Aim -
Gather all lines from the material that contain "ylabel".

Records supplied -
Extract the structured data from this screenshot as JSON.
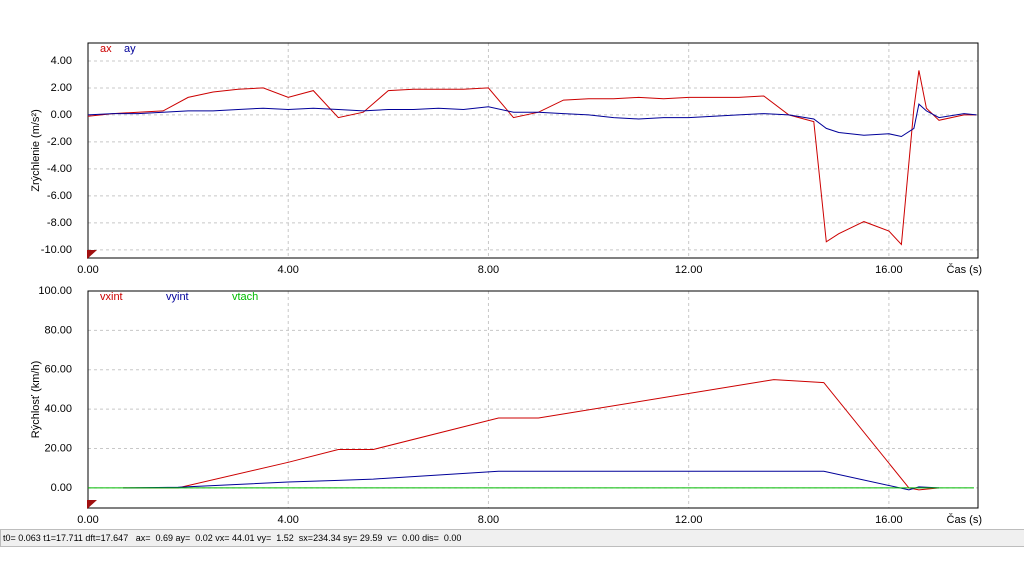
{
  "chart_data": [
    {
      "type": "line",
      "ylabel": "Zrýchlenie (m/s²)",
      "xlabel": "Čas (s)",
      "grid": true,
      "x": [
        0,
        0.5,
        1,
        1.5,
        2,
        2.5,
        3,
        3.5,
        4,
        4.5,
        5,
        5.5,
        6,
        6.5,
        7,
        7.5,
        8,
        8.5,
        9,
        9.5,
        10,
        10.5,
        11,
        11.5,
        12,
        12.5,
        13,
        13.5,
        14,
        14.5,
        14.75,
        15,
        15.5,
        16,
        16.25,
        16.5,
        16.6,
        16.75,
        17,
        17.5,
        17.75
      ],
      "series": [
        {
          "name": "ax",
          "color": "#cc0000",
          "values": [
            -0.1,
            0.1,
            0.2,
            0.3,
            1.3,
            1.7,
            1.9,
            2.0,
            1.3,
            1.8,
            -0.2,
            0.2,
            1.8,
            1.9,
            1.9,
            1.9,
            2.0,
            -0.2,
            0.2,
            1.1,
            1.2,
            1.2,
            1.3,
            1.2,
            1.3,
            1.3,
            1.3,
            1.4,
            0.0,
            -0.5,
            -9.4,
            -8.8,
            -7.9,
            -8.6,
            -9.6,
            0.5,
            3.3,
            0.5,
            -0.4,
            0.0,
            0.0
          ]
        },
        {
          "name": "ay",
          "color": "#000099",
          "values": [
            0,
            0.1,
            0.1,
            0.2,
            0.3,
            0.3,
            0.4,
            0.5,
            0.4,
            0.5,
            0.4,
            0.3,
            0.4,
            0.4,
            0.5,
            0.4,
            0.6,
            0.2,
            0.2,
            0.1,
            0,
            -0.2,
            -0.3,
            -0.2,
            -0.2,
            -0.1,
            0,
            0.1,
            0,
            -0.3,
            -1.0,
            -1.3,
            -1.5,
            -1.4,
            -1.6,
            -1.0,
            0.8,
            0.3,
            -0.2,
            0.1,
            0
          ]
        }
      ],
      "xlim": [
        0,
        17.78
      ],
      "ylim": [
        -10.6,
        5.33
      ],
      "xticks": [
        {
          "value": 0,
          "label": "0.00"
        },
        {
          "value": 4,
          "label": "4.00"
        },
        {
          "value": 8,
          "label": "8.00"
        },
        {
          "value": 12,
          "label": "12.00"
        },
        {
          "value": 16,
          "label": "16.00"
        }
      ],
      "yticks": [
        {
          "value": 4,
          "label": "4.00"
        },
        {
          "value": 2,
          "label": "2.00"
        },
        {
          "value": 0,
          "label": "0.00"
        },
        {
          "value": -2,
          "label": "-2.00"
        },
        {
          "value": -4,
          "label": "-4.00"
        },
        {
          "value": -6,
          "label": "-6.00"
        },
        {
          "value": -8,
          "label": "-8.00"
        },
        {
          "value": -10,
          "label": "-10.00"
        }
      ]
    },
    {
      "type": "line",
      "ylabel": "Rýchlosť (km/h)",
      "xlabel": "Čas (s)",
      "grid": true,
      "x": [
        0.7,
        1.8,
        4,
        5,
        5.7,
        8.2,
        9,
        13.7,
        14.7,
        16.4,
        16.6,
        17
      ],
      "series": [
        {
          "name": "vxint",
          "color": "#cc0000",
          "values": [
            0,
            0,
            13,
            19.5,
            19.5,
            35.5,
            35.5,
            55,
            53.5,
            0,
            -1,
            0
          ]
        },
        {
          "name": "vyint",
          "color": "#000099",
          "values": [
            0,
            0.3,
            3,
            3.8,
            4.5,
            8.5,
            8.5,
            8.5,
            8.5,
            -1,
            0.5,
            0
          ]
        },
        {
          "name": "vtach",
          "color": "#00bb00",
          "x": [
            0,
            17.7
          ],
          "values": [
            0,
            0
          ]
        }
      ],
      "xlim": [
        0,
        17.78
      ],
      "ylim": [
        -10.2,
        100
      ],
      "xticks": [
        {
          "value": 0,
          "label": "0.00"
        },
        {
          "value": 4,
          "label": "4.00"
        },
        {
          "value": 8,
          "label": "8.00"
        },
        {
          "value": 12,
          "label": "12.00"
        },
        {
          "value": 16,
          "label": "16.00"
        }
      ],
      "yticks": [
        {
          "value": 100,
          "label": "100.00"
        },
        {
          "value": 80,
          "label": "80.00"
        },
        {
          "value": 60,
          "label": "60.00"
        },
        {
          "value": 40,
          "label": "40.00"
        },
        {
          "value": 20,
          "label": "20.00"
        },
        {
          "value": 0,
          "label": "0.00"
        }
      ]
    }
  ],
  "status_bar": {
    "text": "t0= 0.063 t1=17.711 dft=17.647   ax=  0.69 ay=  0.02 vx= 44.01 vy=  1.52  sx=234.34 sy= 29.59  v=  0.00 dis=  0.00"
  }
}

Completed task -
      "ylabel": "Zrýchlenie (m/s²)",
      "ylabel": "Rýchlosť (km/h)",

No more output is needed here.